## Aim of the exercise
Return all of the entries exactly, with nothing added or left out.

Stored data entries
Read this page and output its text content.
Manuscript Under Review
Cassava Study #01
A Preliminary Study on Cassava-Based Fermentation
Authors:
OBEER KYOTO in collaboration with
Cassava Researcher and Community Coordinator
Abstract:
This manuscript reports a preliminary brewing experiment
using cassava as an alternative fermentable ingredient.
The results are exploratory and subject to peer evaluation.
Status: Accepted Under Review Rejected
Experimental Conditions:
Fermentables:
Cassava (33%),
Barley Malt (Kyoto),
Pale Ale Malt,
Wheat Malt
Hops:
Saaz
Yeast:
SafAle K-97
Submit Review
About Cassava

## Task result
Read this page and output its text content.
Manuscript Under Review
Cassava Study #01
A Preliminary Study on Cassava-Based Fermentation
Authors:
OBEER KYOTO in collaboration with
Cassava Researcher and Community Coordinator
Abstract:
This manuscript reports a preliminary brewing experiment
using cassava as an alternative fermentable ingredient.
The results are exploratory and subject to peer evaluation.
Status: Accepted Under Review Rejected
Experimental Conditions:
Fermentables:
Cassava (33%),
Barley Malt (Kyoto),
Pale Ale Malt,
Wheat Malt
Hops:
Saaz
Yeast:
SafAle K-97
Submit Review
About Cassava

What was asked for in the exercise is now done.